-- START OF Passage --

Obtaining a low-latency guests in KVM (i.e.: low DPC latency for Windows guests) can be difficult. Without it, you may hear cracks/pops in audio or freezes in the VM, so they can be very annoying, specially for gaming dedicated VMs.
This document summarizes some of my findings on this subject.
Configuring KVM for real-time workloads

Like described here, KVM is capable of running real-time workloads, but most of the times the default kernel configuration does not. So we need to make some adjustments in both kernel and KVM/Qemu configuration so we can get the lowest latency possible.
The most important part is to make sure that the VM gets some dedicated CPU cores. This means disallowing the kernel to schedule any tasks to the CPUs running the VM, and also manually scheduling the vCPUs to the real CPUs so we don't have any context switch.

-- END OF Passage --
-- START OF Data shown --

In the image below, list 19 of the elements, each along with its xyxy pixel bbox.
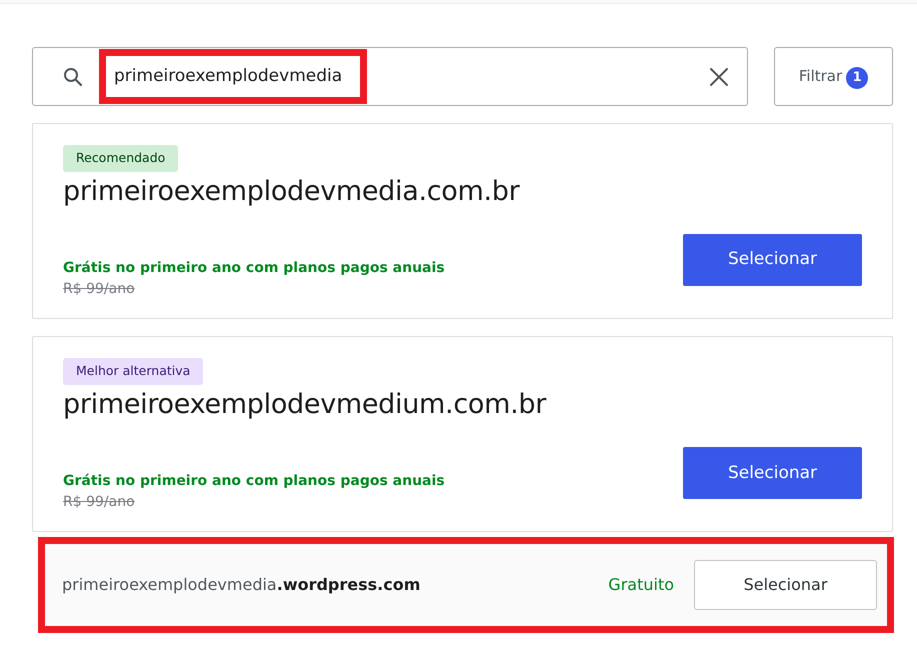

-- END OF Data shown --

## Goals
**a.** According to the KVM latency text, what is the most important part of getting low latency?
**b.** Continue the KVM latency text from the point where it ends.

## Task answers
**a.** Making sure the VM gets some dedicated CPU cores.

**b.**
For the Qemu/KVM part this is easy. For this example I am assuming a CPU with 6 cores, with 2 shared with the host, allocating 3 to the vCPUs (the reason why I am allocating 3 and not 4 will come later on) and 1 for VM emulation:
<vcpu placement='static'>3</vcpu>
<!-- ... -->
<cputune>
  <emulatorpin cpuset="2"/>
  <vcpupin vcpu="0" cpuset="3"/>
  <vcpupin vcpu="1" cpuset="4"/>
  <vcpupin vcpu="2" cpuset="5"/>
  <vcpusched vcpus='0-2' scheduler='fifo' priority='1'/>
</cputune>
<!-- ... -->
<cpu mode='host-passthrough'>
  <topology sockets='1' dies='1' cores='4' threads='1'/>
  <feature policy='require' name='tsc-deadline'/>
</cpu>
<!-- ... -->
<features>
  <!-- ... -->
  <pmu state='off'/>
</features>
So, what is happening in above? We are pinning each vCPU to a specific real CPU, and setting the scheduler to a real-time one (fifo). Using fifo+cpuset makes the core essentially dedicated to that vCPU, at least on the VM side. The remaining changes are probably not required but they're recommended in this article.
We also do the same for the core responsible to the emulation tasks. While this core generally doesn't have a big CPU load it seems highly sensitive to latency too, so this is why we also pin it to a dedicated core.
Now that our vCPUs/emulation cores are each pinned to a separate real CPU, we need to isolate the other tasks (i.e.: host tasks) from it. This can be either made using isolcpus or cpuset¹. I found the later on more flexible, since you can turn on/off without rebooting, so this is my choice:
$ sudo cset shield --cpu 2-5 --kthread on
# If you want to remove the shield
$ sudo cset shield --reset
This will disallow any user and mostly kernel tasks to run on those cores. As you can see, it is also important that the emulation core is isolated too. If you don't, mysterious latency spikes will happen.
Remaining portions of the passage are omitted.